= What the exercise asks =
Could you convert everything in the records below, from the line containing "244, 388, 272]" down to the line containing "32, 385, 58]", into a JSON list of strings, with one string per line and blank lines omitted?
##### Available records #####
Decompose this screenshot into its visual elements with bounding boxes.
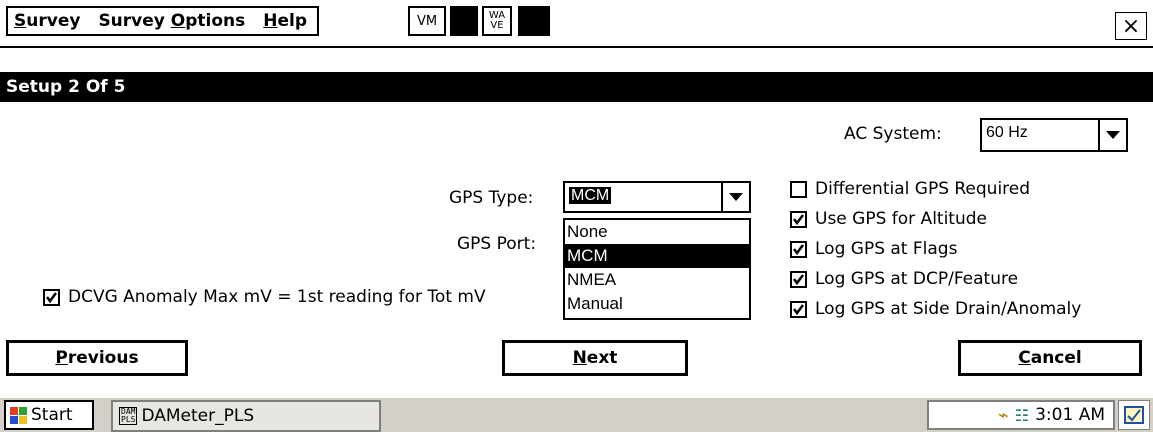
option-checkbox[interactable] (790, 240, 807, 258)
ac-system-value: 60 Hz (986, 124, 1028, 141)
spacer-band (0, 48, 1153, 72)
clock[interactable]: 3:01 AM (1035, 405, 1105, 425)
option-row[interactable]: Use GPS for Altitude (790, 204, 1081, 234)
gps-type-label: GPS Type: (449, 188, 534, 208)
taskbar-item-dameter[interactable]: DAM PLS DAMeter_PLS (111, 400, 381, 432)
dialog-title: Setup 2 Of 5 (6, 77, 126, 97)
dropdown-option[interactable]: MCM (565, 244, 749, 268)
option-row[interactable]: Log GPS at Flags (790, 234, 1081, 264)
menu-group: Survey Survey Options Help (6, 6, 320, 36)
network-icon[interactable]: ☷ (1015, 406, 1029, 425)
menu-help[interactable]: Help (263, 11, 307, 31)
ac-system-select[interactable]: 60 Hz (980, 118, 1128, 152)
dropdown-option[interactable]: None (565, 220, 749, 244)
wave-label-bottom: VE (490, 20, 504, 31)
app-icon: DAM PLS (119, 407, 138, 425)
option-checkbox[interactable] (790, 300, 807, 318)
vm-button[interactable]: VM (408, 6, 446, 36)
dropdown-option[interactable]: NMEA (565, 268, 749, 292)
windows-flag-icon (10, 406, 27, 424)
power-plug-icon[interactable]: ⌁ (998, 405, 1009, 426)
gps-type-select[interactable]: MCM (563, 181, 751, 213)
cancel-label: Cancel (1018, 348, 1082, 368)
close-icon: × (1121, 13, 1141, 39)
taskbar: Start DAM PLS DAMeter_PLS ⌁ ☷ 3:01 AM (0, 396, 1153, 432)
option-label: Log GPS at Side Drain/Anomaly (815, 299, 1082, 319)
gps-type-value: MCM (569, 187, 612, 204)
option-checkbox[interactable] (790, 270, 807, 288)
wave-button[interactable]: WA VE (482, 6, 512, 36)
menu-survey-options[interactable]: Survey Options (98, 11, 245, 31)
menu-survey[interactable]: Survey (14, 11, 80, 31)
ac-system-label: AC System: (844, 124, 942, 144)
vm-label: VM (416, 13, 438, 29)
previous-button[interactable]: Previous (6, 340, 188, 376)
dcvg-anomaly-checkbox[interactable] (43, 288, 60, 306)
next-button[interactable]: Next (502, 340, 688, 376)
option-checkbox[interactable] (790, 180, 807, 198)
menu-bar: Survey Survey Options Help VM WA VE × (0, 0, 1153, 48)
option-row[interactable]: Log GPS at DCP/Feature (790, 264, 1081, 294)
gps-options-list: Differential GPS Required Use GPS for Al… (790, 174, 1081, 324)
taskbar-item-label: DAMeter_PLS (141, 406, 255, 426)
toolbar-black-button-1[interactable] (450, 6, 478, 36)
chevron-down-icon[interactable] (1098, 120, 1126, 150)
start-button[interactable]: Start (4, 400, 94, 430)
option-label: Differential GPS Required (815, 179, 1031, 199)
cancel-button[interactable]: Cancel (958, 340, 1142, 376)
previous-label: Previous (55, 348, 139, 368)
dcvg-anomaly-checkbox-row[interactable]: DCVG Anomaly Max mV = 1st reading for To… (43, 287, 582, 307)
gps-port-label: GPS Port: (457, 234, 537, 254)
option-checkbox[interactable] (790, 210, 807, 228)
next-label: Next (572, 348, 618, 368)
option-label: Log GPS at DCP/Feature (815, 269, 1019, 289)
dialog-title-bar: Setup 2 Of 5 (0, 72, 1153, 102)
option-label: Log GPS at Flags (815, 239, 958, 259)
show-desktop-icon[interactable] (1118, 400, 1150, 430)
system-tray: ⌁ ☷ 3:01 AM (927, 400, 1115, 430)
option-row[interactable]: Log GPS at Side Drain/Anomaly (790, 294, 1081, 324)
toolbar-black-button-2[interactable] (518, 6, 550, 36)
start-label: Start (31, 405, 73, 425)
chevron-down-icon[interactable] (721, 183, 749, 211)
dropdown-option[interactable]: Manual (565, 292, 749, 316)
close-button[interactable]: × (1115, 12, 1147, 40)
option-label: Use GPS for Altitude (815, 209, 987, 229)
gps-type-dropdown-list[interactable]: None MCM NMEA Manual (563, 218, 751, 320)
option-row[interactable]: Differential GPS Required (790, 174, 1081, 204)
dcvg-anomaly-label: DCVG Anomaly Max mV = 1st reading for To… (68, 287, 486, 307)
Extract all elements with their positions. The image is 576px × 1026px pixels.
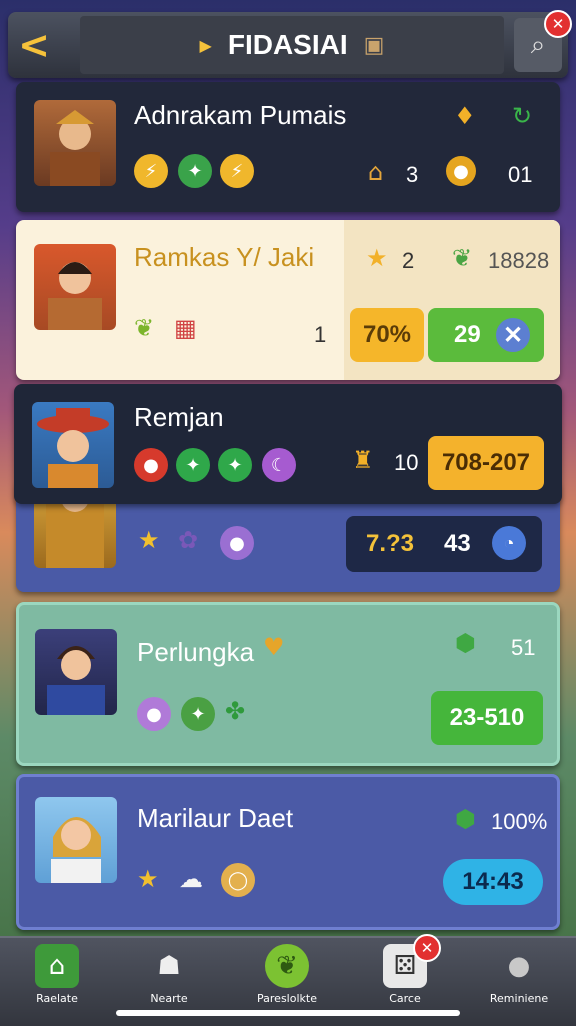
star-icon: ★	[366, 244, 388, 272]
time-button[interactable]: 14:43	[443, 859, 543, 905]
trophy-icon: ♦	[454, 102, 476, 130]
star-icon: ★	[138, 526, 160, 554]
player-name: Adnrakam Pumais	[134, 100, 347, 130]
back-icon: <	[18, 23, 50, 67]
range-badge: 708-207	[428, 436, 544, 490]
avatar	[35, 629, 117, 715]
page-title: FIDASIAI	[227, 29, 348, 60]
cloud-icon: ☁	[179, 865, 203, 893]
gift-icon: ▦	[174, 314, 197, 342]
avatar	[34, 244, 116, 330]
chest-count: 3	[406, 162, 419, 187]
ring-icon: ◯	[221, 863, 255, 897]
potion-icon: ☾	[262, 448, 296, 482]
home-icon: ⌂	[35, 944, 79, 988]
score-panel: 7.?3 43 ◔	[346, 516, 542, 572]
score-button[interactable]: 29 ✕	[428, 308, 544, 362]
leaf-icon: ❦	[134, 314, 155, 342]
gem-count: 51	[511, 635, 536, 660]
player-card-3[interactable]: Remjan ● ✦ ✦ ☾ ♜ 10 708-207	[14, 384, 562, 504]
nav-item-leaf[interactable]: ❦ Pareslolkte	[232, 942, 342, 1012]
title-pill: ▶ FIDASIAI ▣	[80, 16, 504, 74]
swap-icon: ✕	[496, 318, 530, 352]
gem-red-icon: ●	[134, 448, 168, 482]
percent-badge: 70%	[350, 308, 424, 362]
star-icon: ★	[137, 865, 159, 893]
rank-value: 1	[314, 322, 327, 347]
dice-icon: ⚄ ✕	[383, 934, 441, 988]
coin-icon: ⚡	[220, 154, 254, 188]
pouch-icon: ●	[220, 526, 254, 560]
trophy-count: 10	[394, 450, 419, 475]
gem-green-icon: ✦	[181, 697, 215, 731]
gem-icon: ⬢	[455, 805, 476, 833]
nav-item-home[interactable]: ⌂ Raelate	[2, 942, 112, 1012]
profile-icon: ●	[507, 951, 531, 981]
gem-green-icon: ✦	[218, 448, 252, 482]
nav-item-friends[interactable]: ☗ Nearte	[114, 942, 224, 1012]
player-card-6[interactable]: Marilaur Daet ★ ☁ ◯ ⬢ 100% 14:43	[16, 774, 560, 930]
box-icon: ▣	[363, 32, 385, 58]
player-card-2[interactable]: Ramkas Y/ Jaki ❦ ▦ 1 ★ 2 ❦ 18828 70% 29 …	[16, 220, 560, 380]
leaf-icon: ❦	[452, 244, 473, 272]
home-indicator	[116, 1010, 460, 1016]
leaf-icon: ❦	[265, 944, 309, 988]
back-button[interactable]: <	[12, 16, 56, 74]
friends-icon: ☗	[157, 951, 181, 981]
chest-icon: ⌂	[368, 158, 384, 186]
player-card-5[interactable]: Perlungka ♥ ● ✦ ✤ ⬢ 51 23-510	[16, 602, 560, 766]
clover-icon: ✤	[225, 697, 246, 725]
star-count: 2	[402, 248, 415, 273]
gem-icon: ✦	[178, 154, 212, 188]
swirl-icon: ↻	[512, 102, 533, 130]
player-name: Marilaur Daet	[137, 803, 294, 833]
range-button[interactable]: 23-510	[431, 691, 543, 745]
candy-icon: ●	[137, 697, 171, 731]
avatar	[32, 402, 114, 488]
player-name: Ramkas Y/ Jaki	[134, 242, 315, 272]
nav-item-dice[interactable]: ⚄ ✕ Carce	[350, 934, 460, 1012]
avatar	[35, 797, 117, 883]
player-card-1[interactable]: Adnrakam Pumais ⚡ ✦ ⚡ ♦ ↻ ⌂ 3 ● 01	[16, 82, 560, 212]
gem-green-icon: ✦	[176, 448, 210, 482]
trophy-icon: ♜	[352, 446, 374, 474]
close-badge-icon[interactable]: ✕	[544, 10, 572, 38]
gem-icon: ⬢	[455, 629, 476, 657]
coin-icon: ●	[446, 156, 476, 186]
timer-icon: ◔	[492, 526, 526, 560]
player-name: Remjan	[134, 402, 224, 432]
nav-item-profile[interactable]: ● Reminiene	[464, 942, 574, 1012]
player-name: Perlungka	[137, 637, 255, 667]
percent-value: 100%	[491, 809, 548, 834]
flower-icon: ✿	[178, 526, 199, 554]
bell-icon: ♥	[263, 633, 285, 661]
leaf-count: 18828	[488, 248, 550, 273]
search-icon: ⌕	[530, 29, 546, 60]
search-button[interactable]: ⌕ ✕	[514, 10, 572, 72]
play-arrow-icon: ▶	[199, 35, 212, 55]
avatar	[34, 100, 116, 186]
close-badge-icon[interactable]: ✕	[413, 934, 441, 962]
coin-icon: ⚡	[134, 154, 168, 188]
coin-count: 01	[508, 162, 533, 187]
top-bar: < ▶ FIDASIAI ▣ ⌕ ✕	[8, 10, 572, 78]
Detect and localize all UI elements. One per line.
#####
= Exercise response =
[
  "star-icon: ★\t[366, 244, 388, 272]",
  "time-button[interactable]: 14:43\t[443, 859, 543, 905]",
  "trophy-icon: ♦\t[454, 102, 476, 130]",
  "star-icon: ★\t[138, 526, 160, 554]",
  "player-name: Adnrakam Pumais\t[134, 100, 347, 130]",
  "back-icon: <\t[18, 23, 50, 67]",
  "range-badge: 708-207\t[428, 436, 544, 490]",
  "avatar\t[35, 629, 117, 715]",
  "page-title: FIDASIAI\t[227, 29, 348, 60]",
  "cloud-icon: ☁\t[179, 865, 203, 893]",
  "gift-icon: ▦\t[174, 314, 197, 342]",
  "avatar\t[34, 244, 116, 330]",
  "chest-count: 3\t[406, 162, 419, 187]",
  "ring-icon: ◯\t[221, 863, 255, 897]",
  "potion-icon: ☾\t[262, 448, 296, 482]",
  "home-icon: ⌂\t[35, 944, 79, 988]",
  "score-panel: 7.?3 43 ◔\t[346, 516, 542, 572]",
  "score-button[interactable]: 29 ✕\t[428, 308, 544, 362]",
  "leaf-icon: ❦\t[134, 314, 155, 342]",
  "gem-count: 51\t[511, 635, 536, 660]",
  "player-card-3[interactable]: Remjan ● ✦ ✦ ☾ ♜ 10 708-207\t[14, 384, 562, 504]",
  "nav-item-leaf[interactable]: ❦ Pareslolkte\t[232, 942, 342, 1012]",
  "title-pill: ▶ FIDASIAI ▣\t[80, 16, 504, 74]",
  "swap-icon: ✕\t[496, 318, 530, 352]",
  "gem-red-icon: ●\t[134, 448, 168, 482]",
  "percent-badge: 70%\t[350, 308, 424, 362]",
  "star-icon: ★\t[137, 865, 159, 893]",
  "rank-value: 1\t[314, 322, 327, 347]",
  "dice-icon: ⚄ ✕\t[383, 934, 441, 988]",
  "coin-icon: ⚡\t[220, 154, 254, 188]",
  "pouch-icon: ●\t[220, 526, 254, 560]",
  "trophy-count: 10\t[394, 450, 419, 475]",
  "gem-green-icon: ✦\t[181, 697, 215, 731]",
  "gem-icon: ⬢\t[455, 805, 476, 833]",
  "nav-item-home[interactable]: ⌂ Raelate\t[2, 942, 112, 1012]",
  "profile-icon: ●\t[507, 951, 531, 981]",
  "gem-green-icon: ✦\t[218, 448, 252, 482]",
  "nav-item-friends[interactable]: ☗ Nearte\t[114, 942, 224, 1012]",
  "player-card-6[interactable]: Marilaur Daet ★ ☁ ◯ ⬢ 100% 14:43\t[16, 774, 560, 930]",
  "box-icon: ▣\t[363, 32, 385, 58]"
]